[Dataset records]
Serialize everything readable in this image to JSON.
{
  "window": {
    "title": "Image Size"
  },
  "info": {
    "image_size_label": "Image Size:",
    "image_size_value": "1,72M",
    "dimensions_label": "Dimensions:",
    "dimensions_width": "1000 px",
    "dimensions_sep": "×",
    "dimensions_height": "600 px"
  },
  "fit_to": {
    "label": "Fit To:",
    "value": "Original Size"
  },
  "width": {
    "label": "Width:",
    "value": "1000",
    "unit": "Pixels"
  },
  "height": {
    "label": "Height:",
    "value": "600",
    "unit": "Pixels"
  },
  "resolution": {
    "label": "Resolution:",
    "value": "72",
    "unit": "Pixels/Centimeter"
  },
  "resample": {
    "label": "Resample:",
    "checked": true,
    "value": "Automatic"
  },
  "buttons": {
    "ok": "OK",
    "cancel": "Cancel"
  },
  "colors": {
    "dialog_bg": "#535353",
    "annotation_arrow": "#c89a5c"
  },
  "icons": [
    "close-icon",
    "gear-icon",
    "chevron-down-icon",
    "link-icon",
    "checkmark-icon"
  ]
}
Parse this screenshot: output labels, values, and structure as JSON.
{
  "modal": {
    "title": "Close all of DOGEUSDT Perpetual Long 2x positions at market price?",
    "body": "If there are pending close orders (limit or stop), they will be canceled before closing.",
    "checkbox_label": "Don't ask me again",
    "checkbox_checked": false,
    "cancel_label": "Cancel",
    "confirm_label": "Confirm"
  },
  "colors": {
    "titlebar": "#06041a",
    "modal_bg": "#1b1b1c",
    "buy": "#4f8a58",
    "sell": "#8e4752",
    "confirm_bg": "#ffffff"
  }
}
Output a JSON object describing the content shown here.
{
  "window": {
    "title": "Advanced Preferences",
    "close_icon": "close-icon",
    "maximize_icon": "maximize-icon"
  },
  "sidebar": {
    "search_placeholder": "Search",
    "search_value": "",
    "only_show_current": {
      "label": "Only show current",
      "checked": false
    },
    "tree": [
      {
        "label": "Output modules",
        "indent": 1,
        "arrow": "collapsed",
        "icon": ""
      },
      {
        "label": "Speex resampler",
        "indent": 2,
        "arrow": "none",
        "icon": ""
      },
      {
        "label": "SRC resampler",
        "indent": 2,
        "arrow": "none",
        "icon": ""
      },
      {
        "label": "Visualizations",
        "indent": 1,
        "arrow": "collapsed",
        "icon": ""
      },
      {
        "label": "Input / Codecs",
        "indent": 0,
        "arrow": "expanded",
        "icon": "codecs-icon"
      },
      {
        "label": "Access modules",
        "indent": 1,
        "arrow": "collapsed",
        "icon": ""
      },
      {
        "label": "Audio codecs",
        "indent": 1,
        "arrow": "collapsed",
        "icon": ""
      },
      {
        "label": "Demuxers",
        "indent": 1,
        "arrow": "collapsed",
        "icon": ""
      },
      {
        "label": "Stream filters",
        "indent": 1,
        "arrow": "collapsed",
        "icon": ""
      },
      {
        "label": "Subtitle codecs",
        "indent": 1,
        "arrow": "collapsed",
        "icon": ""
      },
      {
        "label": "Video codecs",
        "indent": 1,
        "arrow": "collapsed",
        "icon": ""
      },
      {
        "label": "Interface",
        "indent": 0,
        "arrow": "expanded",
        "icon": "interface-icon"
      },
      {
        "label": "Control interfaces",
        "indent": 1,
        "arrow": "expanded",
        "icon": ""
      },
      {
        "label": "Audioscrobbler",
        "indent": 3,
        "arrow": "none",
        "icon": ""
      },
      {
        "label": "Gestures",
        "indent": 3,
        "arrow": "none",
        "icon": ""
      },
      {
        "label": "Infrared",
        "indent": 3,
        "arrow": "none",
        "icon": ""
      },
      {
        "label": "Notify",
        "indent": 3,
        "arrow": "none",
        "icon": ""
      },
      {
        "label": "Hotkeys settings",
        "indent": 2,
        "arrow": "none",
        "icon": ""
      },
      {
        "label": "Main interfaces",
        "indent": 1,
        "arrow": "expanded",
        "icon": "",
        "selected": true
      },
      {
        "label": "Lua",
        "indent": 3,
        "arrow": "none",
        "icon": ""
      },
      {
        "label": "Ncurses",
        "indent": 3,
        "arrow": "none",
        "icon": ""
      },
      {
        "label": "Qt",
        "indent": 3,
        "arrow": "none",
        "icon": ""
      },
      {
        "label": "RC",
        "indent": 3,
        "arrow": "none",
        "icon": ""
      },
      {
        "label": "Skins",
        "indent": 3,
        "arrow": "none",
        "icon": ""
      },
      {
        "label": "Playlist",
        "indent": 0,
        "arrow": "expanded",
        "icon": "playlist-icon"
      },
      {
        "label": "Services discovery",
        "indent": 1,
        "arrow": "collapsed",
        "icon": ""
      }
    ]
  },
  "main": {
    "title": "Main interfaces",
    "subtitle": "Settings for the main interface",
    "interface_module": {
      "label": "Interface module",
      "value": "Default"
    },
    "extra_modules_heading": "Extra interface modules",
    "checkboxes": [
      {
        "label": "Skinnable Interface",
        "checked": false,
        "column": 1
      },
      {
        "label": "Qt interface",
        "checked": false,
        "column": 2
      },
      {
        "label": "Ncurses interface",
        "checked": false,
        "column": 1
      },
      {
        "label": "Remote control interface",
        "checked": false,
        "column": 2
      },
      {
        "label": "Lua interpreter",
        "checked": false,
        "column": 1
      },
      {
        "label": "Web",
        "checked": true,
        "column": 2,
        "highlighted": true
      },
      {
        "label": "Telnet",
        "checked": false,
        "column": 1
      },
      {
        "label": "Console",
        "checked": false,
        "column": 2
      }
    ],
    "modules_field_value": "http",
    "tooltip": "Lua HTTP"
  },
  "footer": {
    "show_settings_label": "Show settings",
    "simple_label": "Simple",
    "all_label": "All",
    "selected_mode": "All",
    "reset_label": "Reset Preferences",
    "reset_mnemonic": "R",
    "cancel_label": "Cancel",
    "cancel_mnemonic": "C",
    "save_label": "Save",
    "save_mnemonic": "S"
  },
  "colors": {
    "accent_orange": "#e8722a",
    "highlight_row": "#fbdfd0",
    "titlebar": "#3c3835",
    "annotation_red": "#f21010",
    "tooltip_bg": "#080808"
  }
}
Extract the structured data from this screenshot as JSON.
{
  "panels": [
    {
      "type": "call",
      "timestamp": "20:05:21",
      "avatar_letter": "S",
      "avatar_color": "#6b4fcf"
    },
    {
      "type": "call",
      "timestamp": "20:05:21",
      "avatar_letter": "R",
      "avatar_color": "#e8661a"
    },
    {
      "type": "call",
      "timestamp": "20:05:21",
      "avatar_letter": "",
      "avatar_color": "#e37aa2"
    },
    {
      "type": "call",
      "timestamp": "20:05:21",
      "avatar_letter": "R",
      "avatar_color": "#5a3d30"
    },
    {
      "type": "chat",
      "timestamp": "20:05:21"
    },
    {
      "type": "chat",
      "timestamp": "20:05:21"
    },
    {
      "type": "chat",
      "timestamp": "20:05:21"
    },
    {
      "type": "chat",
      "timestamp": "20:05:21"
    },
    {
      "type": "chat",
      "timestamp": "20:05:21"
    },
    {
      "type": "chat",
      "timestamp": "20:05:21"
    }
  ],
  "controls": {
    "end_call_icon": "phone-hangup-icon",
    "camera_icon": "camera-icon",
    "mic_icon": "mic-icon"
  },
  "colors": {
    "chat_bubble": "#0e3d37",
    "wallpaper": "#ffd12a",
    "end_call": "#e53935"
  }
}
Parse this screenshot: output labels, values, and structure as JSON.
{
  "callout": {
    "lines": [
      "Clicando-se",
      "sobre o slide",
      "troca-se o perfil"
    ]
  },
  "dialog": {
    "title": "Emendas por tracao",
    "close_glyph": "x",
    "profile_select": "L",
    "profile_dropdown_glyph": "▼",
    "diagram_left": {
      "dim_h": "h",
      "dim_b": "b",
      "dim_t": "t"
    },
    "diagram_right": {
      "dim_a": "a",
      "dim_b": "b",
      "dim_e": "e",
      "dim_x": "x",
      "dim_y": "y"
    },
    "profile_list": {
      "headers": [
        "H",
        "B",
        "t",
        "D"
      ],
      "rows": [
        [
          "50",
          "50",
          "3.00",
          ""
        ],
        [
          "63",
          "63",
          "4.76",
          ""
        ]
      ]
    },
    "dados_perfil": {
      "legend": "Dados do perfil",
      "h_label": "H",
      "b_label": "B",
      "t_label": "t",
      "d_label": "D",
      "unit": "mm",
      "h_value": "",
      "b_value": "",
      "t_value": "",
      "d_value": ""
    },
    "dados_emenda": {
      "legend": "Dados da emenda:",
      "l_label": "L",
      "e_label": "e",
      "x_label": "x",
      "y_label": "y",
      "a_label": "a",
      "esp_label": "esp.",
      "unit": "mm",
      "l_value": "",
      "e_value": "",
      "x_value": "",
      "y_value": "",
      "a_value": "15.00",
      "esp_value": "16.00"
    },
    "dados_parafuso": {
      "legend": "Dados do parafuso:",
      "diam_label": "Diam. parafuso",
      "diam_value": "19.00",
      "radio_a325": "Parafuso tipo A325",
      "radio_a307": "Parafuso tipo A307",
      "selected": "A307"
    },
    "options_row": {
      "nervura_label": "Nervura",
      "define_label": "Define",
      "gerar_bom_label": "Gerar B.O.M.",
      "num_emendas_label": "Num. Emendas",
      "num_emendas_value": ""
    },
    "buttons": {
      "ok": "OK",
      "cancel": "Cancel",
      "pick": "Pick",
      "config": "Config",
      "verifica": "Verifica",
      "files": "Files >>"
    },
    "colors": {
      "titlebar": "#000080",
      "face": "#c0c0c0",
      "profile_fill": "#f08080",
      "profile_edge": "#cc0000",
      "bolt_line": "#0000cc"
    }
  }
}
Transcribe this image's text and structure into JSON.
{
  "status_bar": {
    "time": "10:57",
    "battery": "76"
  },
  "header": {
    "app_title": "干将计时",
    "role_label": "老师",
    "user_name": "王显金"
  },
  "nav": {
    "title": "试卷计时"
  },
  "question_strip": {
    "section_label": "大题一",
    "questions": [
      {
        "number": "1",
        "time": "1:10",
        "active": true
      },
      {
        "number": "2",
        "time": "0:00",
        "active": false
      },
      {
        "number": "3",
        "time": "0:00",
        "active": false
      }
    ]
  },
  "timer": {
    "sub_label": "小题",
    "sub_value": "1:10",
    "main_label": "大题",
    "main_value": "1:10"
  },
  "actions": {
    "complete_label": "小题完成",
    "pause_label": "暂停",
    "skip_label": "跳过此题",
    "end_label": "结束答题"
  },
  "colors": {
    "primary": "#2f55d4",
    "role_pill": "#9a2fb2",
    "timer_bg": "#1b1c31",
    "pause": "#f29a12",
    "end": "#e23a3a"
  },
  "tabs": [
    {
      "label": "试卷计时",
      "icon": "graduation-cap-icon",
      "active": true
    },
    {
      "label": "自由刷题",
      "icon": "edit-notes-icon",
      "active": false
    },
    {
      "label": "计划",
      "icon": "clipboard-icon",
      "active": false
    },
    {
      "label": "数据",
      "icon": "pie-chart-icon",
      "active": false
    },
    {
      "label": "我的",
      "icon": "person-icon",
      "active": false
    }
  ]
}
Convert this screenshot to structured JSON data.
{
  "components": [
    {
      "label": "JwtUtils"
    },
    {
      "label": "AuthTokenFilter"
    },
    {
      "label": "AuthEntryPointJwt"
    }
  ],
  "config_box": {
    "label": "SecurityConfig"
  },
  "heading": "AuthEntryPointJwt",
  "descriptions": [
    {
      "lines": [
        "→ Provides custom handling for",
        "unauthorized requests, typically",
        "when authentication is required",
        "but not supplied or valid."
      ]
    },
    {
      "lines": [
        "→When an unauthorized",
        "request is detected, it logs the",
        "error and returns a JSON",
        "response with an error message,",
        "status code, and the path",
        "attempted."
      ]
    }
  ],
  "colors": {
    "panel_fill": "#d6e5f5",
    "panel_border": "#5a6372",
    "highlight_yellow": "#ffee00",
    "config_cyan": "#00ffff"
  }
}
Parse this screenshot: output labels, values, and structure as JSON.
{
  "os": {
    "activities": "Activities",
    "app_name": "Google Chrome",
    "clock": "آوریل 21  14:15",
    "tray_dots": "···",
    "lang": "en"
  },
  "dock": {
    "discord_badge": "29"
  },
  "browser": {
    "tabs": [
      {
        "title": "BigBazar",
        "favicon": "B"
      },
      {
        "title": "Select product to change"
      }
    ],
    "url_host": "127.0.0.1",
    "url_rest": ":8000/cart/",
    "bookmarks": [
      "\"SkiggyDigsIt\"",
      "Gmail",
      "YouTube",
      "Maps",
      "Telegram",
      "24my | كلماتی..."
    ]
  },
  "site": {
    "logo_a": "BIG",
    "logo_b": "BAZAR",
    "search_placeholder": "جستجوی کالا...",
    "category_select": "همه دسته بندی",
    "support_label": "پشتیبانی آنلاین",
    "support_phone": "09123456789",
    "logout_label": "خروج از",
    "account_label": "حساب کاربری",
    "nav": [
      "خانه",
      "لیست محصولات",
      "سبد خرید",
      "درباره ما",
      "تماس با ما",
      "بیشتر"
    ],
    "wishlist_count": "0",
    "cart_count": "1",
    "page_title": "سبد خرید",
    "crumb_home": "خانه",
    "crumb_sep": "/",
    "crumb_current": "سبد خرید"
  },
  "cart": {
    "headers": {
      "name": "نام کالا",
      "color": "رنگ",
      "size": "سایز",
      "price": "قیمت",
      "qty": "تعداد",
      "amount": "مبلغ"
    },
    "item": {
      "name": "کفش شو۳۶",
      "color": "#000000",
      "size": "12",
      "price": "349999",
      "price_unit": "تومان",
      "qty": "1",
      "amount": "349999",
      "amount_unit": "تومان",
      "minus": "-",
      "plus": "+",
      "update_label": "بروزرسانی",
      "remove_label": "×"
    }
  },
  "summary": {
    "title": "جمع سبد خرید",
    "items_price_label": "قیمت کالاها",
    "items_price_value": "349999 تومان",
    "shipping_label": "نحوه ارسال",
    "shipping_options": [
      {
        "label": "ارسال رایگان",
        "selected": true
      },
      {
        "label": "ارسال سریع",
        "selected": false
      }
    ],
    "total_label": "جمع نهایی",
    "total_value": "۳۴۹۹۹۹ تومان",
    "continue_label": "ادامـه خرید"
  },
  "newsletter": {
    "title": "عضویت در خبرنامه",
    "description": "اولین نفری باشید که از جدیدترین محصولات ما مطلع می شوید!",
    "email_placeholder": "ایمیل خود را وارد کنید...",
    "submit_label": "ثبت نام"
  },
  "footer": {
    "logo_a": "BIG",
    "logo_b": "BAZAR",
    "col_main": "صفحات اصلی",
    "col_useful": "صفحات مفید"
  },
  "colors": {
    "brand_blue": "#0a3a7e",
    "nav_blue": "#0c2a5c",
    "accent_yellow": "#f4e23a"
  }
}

Set exercise.
Show every line that contains the word "تومان".

Right answer.
      "price_unit": "تومان",
      "amount_unit": "تومان",
    "items_price_value": "349999 تومان",
    "total_value": "۳۴۹۹۹۹ تومان",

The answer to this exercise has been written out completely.